(A series of records)
****

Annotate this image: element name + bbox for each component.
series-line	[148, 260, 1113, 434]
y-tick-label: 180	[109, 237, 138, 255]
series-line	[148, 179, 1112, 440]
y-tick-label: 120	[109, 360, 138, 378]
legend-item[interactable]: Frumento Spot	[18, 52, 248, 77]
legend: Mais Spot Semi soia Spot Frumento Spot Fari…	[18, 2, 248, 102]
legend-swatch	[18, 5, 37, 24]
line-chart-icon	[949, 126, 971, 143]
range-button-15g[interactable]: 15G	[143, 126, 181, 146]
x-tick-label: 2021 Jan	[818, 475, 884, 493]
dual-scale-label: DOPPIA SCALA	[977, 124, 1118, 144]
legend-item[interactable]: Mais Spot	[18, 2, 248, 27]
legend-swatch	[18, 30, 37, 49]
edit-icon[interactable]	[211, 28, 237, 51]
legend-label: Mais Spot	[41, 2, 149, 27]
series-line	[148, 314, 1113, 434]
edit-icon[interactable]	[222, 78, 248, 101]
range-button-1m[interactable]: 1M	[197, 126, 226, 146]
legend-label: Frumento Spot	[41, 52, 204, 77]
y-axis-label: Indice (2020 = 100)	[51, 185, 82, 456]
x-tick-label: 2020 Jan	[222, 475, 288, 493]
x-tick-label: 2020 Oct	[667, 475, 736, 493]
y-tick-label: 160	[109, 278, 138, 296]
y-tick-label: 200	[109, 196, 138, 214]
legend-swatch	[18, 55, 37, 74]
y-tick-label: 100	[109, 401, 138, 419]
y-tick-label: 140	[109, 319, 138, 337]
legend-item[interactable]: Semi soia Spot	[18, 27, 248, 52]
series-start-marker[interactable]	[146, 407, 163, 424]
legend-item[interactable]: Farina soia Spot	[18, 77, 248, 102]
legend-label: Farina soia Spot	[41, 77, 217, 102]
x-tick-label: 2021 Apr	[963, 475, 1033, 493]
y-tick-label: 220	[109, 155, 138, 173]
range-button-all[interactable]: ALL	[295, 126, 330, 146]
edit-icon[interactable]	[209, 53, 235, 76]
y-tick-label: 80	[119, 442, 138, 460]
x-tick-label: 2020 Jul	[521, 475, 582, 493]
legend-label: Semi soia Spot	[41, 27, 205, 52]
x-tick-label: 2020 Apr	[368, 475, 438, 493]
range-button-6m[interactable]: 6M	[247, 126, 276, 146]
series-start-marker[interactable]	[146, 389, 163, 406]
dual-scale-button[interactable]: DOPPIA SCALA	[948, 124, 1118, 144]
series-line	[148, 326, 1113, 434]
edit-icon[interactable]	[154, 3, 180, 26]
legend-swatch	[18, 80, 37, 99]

****

Work instructions:
Write out every line of the records above verbatim, preserving each character and the original line order.

Complete answer:
Annotate this image: element name + bbox for each component.
series-line	[148, 260, 1113, 434]
y-tick-label: 180	[109, 237, 138, 255]
series-line	[148, 179, 1112, 440]
y-tick-label: 120	[109, 360, 138, 378]
legend-item[interactable]: Frumento Spot	[18, 52, 248, 77]
legend: Mais Spot Semi soia Spot Frumento Spot Fari…	[18, 2, 248, 102]
legend-swatch	[18, 5, 37, 24]
line-chart-icon	[949, 126, 971, 143]
range-button-15g[interactable]: 15G	[143, 126, 181, 146]
x-tick-label: 2021 Jan	[818, 475, 884, 493]
dual-scale-label: DOPPIA SCALA	[977, 124, 1118, 144]
legend-item[interactable]: Mais Spot	[18, 2, 248, 27]
legend-swatch	[18, 30, 37, 49]
edit-icon[interactable]	[211, 28, 237, 51]
legend-label: Mais Spot	[41, 2, 149, 27]
series-line	[148, 314, 1113, 434]
edit-icon[interactable]	[222, 78, 248, 101]
range-button-1m[interactable]: 1M	[197, 126, 226, 146]
legend-label: Frumento Spot	[41, 52, 204, 77]
y-axis-label: Indice (2020 = 100)	[51, 185, 82, 456]
x-tick-label: 2020 Jan	[222, 475, 288, 493]
x-tick-label: 2020 Oct	[667, 475, 736, 493]
y-tick-label: 160	[109, 278, 138, 296]
y-tick-label: 200	[109, 196, 138, 214]
legend-swatch	[18, 55, 37, 74]
y-tick-label: 100	[109, 401, 138, 419]
y-tick-label: 140	[109, 319, 138, 337]
legend-item[interactable]: Semi soia Spot	[18, 27, 248, 52]
series-start-marker[interactable]	[146, 407, 163, 424]
legend-item[interactable]: Farina soia Spot	[18, 77, 248, 102]
legend-label: Farina soia Spot	[41, 77, 217, 102]
x-tick-label: 2021 Apr	[963, 475, 1033, 493]
y-tick-label: 220	[109, 155, 138, 173]
range-button-all[interactable]: ALL	[295, 126, 330, 146]
edit-icon[interactable]	[209, 53, 235, 76]
y-tick-label: 80	[119, 442, 138, 460]
x-tick-label: 2020 Jul	[521, 475, 582, 493]
legend-label: Semi soia Spot	[41, 27, 205, 52]
x-tick-label: 2020 Apr	[368, 475, 438, 493]
range-button-6m[interactable]: 6M	[247, 126, 276, 146]
series-start-marker[interactable]	[146, 389, 163, 406]
dual-scale-button[interactable]: DOPPIA SCALA	[948, 124, 1118, 144]
series-line	[148, 326, 1113, 434]
edit-icon[interactable]	[154, 3, 180, 26]
legend-swatch	[18, 80, 37, 99]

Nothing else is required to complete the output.